• PROMPT: Should a line in the entries below contain "testis", return that line.

# # #

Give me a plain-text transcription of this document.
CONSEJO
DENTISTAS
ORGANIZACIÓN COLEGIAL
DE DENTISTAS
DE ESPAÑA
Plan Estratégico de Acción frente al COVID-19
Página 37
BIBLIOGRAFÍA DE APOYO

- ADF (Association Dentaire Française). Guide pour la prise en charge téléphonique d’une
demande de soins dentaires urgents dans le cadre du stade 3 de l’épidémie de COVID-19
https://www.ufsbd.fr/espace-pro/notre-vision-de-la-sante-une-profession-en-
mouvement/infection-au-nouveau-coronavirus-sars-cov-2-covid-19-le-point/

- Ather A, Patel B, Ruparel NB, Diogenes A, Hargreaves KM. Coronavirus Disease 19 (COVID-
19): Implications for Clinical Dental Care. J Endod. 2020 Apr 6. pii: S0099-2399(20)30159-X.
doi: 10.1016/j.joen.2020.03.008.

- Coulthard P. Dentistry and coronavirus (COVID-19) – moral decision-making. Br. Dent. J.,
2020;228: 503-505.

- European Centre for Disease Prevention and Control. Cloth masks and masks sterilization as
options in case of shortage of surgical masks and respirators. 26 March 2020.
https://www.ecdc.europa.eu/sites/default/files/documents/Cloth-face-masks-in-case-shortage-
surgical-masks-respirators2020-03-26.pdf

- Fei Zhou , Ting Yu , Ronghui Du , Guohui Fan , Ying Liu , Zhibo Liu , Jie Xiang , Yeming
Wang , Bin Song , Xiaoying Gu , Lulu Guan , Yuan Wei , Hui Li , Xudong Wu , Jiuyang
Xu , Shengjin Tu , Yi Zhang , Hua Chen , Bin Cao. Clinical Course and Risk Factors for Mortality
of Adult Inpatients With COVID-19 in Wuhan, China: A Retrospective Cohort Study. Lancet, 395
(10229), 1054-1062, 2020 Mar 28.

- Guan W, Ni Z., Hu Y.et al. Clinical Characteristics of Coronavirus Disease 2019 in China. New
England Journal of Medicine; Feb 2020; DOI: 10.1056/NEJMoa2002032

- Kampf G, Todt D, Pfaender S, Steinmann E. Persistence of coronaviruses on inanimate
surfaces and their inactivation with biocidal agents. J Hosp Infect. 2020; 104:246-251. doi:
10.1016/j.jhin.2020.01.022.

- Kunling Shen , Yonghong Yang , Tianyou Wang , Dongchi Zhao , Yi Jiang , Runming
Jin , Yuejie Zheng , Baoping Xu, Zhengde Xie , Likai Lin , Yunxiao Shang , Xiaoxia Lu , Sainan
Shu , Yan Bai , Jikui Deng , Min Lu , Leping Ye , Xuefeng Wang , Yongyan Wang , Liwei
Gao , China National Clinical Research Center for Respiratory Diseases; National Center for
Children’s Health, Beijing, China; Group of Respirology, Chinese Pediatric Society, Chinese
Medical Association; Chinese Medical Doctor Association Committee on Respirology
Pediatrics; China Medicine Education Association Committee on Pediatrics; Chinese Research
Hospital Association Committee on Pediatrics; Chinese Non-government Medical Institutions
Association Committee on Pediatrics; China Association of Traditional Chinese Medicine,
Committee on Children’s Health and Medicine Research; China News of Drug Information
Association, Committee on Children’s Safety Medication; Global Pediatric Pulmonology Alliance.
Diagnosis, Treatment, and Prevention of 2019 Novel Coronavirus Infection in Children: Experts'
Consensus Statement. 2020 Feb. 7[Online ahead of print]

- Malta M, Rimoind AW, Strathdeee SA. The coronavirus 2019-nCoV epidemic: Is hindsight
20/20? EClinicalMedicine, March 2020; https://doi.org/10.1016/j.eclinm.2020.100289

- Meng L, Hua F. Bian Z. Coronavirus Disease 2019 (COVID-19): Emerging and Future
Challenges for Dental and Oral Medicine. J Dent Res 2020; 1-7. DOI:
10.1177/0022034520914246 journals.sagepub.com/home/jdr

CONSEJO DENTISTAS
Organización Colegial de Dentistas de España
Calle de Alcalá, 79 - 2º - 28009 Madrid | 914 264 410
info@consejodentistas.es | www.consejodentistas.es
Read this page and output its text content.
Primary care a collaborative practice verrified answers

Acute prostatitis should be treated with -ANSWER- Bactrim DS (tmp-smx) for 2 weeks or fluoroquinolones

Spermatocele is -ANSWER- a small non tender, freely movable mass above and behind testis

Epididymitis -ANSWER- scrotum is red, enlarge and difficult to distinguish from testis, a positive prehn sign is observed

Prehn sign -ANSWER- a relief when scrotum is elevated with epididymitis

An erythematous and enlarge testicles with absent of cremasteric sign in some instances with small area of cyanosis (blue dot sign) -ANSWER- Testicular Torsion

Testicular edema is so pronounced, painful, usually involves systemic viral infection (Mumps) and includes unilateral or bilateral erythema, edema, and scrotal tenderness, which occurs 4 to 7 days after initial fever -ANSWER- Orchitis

# # #

• WRITTEN SOLUTION:
Spermatocele is -ANSWER- a small non tender, freely movable mass above and behind testis
Epididymitis -ANSWER- scrotum is red, enlarge and difficult to distinguish from testis, a positive prehn sign is observed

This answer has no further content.